Figure dataset records
-*-

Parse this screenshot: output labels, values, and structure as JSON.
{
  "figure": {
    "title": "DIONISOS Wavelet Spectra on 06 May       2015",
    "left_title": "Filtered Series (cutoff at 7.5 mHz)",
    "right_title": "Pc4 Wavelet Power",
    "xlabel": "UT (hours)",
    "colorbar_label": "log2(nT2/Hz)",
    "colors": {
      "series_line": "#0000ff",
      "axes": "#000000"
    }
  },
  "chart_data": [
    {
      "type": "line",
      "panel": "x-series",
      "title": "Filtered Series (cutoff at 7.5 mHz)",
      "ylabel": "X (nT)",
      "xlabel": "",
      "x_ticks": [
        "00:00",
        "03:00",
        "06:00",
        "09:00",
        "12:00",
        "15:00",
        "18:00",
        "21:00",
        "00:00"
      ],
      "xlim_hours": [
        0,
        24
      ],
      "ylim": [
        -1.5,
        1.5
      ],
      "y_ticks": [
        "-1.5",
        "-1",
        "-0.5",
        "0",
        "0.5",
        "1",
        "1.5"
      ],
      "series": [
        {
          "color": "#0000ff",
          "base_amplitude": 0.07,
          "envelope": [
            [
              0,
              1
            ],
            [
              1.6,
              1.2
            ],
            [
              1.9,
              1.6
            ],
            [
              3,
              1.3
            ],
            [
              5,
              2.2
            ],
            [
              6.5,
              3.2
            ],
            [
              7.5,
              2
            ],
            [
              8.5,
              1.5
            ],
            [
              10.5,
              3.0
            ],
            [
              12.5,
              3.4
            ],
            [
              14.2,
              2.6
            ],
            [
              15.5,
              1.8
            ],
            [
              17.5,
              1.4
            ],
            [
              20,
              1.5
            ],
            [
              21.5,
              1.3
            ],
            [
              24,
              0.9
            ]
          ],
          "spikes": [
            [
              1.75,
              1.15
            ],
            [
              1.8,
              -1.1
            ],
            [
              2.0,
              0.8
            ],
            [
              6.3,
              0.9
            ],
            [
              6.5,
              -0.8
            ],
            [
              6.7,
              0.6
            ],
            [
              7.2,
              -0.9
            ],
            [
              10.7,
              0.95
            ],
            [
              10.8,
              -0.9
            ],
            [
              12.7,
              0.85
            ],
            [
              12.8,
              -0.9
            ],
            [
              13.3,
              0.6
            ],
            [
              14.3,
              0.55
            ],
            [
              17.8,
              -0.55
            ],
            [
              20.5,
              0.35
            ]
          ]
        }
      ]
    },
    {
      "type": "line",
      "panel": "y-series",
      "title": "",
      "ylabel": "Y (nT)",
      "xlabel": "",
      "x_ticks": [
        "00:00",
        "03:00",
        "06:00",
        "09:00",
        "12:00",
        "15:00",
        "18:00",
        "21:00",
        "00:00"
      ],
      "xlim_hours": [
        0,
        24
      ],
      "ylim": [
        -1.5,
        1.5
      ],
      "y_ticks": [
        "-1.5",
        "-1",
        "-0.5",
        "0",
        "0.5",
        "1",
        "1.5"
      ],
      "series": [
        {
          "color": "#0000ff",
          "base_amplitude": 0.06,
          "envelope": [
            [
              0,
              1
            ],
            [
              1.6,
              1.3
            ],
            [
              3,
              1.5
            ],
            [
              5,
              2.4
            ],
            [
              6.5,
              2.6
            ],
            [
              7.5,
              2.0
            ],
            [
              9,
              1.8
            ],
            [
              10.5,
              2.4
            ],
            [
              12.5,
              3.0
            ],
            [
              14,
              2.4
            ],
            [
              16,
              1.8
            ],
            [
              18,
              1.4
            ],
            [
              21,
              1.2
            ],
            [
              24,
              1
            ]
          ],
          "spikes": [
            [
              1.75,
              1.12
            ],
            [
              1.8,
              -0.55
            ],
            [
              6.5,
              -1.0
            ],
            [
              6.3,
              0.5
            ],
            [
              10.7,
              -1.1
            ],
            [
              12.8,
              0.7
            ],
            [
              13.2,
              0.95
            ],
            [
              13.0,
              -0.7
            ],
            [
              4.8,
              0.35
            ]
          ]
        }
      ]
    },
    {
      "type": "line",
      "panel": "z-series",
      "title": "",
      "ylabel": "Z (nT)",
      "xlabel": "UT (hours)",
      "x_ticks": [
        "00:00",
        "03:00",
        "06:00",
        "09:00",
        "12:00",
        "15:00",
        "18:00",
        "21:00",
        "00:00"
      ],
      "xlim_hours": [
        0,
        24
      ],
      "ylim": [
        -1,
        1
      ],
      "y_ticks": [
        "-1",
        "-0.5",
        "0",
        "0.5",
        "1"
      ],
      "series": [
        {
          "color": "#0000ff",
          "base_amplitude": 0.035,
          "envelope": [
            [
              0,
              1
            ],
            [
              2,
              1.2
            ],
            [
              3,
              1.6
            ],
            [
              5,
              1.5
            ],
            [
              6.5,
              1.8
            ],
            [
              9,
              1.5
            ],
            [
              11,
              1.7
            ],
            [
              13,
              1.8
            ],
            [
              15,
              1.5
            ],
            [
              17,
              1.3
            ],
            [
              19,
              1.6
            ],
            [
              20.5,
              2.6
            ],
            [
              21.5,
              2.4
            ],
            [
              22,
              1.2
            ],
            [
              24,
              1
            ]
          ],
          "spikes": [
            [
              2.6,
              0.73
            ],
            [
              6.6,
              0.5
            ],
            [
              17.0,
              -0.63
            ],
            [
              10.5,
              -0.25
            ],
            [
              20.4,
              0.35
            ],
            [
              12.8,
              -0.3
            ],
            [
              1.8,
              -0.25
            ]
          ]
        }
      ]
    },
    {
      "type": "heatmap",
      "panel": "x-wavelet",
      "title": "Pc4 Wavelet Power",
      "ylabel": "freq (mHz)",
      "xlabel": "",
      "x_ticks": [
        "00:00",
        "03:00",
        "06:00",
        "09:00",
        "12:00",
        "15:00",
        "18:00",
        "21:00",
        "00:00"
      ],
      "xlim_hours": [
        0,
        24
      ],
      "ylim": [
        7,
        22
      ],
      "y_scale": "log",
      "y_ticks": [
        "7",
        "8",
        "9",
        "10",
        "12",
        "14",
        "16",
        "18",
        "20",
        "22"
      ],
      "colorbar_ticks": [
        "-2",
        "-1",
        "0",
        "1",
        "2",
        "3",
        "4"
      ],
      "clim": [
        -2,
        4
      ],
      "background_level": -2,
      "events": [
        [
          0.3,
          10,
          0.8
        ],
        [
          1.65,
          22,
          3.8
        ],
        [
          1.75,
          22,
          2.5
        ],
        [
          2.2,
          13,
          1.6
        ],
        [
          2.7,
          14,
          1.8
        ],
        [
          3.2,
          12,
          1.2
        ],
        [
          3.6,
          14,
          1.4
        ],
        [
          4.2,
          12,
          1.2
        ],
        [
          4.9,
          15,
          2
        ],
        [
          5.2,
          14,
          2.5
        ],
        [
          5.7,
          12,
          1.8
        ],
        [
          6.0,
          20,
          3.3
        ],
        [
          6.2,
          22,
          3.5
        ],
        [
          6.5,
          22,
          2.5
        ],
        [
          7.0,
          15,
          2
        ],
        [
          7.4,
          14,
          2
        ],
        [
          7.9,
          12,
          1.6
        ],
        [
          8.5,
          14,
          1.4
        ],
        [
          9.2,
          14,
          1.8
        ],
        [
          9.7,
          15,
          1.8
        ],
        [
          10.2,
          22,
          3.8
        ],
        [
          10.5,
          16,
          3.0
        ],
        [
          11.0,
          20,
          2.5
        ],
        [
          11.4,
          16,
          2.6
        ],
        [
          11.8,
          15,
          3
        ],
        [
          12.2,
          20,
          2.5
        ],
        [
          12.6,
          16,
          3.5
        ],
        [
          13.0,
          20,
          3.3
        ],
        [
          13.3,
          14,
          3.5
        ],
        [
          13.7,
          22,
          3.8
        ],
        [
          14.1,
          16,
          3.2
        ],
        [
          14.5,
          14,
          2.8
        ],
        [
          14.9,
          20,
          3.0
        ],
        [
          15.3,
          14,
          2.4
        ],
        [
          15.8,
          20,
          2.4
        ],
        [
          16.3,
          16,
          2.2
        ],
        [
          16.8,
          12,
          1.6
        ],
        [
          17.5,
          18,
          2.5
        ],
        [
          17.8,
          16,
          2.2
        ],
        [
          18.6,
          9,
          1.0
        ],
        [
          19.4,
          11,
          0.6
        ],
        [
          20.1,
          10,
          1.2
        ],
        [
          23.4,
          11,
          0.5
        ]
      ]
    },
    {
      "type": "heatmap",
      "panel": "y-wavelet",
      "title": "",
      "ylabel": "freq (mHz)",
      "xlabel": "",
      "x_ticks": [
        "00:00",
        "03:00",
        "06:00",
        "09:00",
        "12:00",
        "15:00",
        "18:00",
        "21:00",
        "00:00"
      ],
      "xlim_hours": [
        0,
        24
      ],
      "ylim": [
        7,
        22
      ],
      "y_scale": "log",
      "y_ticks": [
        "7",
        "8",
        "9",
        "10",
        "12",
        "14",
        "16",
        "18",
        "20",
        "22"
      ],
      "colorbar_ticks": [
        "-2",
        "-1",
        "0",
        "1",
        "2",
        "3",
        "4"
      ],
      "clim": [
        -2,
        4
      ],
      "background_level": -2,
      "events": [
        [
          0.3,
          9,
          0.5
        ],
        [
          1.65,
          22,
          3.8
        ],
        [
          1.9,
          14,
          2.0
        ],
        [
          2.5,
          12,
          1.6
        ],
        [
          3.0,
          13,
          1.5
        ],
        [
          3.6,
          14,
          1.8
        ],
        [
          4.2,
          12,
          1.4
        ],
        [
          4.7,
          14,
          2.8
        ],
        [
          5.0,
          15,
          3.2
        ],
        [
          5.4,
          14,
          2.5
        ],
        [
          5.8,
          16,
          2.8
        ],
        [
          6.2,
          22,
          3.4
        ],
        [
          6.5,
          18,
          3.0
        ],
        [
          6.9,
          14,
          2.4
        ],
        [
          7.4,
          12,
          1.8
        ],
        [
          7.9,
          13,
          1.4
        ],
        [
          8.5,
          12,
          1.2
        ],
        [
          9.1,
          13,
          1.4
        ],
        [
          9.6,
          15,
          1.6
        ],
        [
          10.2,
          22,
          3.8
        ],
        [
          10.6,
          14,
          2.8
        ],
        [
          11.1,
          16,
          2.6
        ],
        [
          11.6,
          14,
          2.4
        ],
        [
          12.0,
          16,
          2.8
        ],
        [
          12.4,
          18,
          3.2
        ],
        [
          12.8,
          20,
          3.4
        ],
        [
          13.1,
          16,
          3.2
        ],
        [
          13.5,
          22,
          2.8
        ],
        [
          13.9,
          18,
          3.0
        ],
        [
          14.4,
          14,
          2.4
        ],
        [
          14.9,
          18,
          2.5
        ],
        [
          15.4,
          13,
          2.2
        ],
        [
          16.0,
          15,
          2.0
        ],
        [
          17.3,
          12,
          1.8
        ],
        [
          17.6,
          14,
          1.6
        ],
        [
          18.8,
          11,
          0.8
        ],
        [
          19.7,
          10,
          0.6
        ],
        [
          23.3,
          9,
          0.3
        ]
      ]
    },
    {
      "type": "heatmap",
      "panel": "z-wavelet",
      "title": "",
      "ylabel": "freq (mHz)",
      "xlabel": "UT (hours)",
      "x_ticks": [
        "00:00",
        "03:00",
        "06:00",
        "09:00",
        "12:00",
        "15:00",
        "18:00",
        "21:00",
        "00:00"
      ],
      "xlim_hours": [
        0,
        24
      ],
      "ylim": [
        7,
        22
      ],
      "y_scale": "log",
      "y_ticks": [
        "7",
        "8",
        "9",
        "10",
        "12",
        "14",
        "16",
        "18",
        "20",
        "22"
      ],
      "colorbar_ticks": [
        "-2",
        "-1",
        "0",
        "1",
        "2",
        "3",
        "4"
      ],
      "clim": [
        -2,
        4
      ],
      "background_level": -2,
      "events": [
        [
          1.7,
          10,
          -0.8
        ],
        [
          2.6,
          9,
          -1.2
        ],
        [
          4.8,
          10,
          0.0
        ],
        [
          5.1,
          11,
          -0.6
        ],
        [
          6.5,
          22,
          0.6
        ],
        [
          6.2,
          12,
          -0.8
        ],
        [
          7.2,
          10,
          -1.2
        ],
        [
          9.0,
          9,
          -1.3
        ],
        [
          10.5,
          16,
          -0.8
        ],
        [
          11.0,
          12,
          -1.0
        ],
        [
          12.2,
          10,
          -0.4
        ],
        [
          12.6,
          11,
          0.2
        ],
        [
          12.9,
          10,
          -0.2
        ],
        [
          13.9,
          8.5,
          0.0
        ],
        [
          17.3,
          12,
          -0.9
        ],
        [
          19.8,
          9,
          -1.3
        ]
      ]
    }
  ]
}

-*-

• Goal: Scan the listing above and identify each line holding the string "Filtered"; copy every such line.

• Solution to the problem:
    "left_title": "Filtered Series (cutoff at 7.5 mHz)",
      "title": "Filtered Series (cutoff at 7.5 mHz)",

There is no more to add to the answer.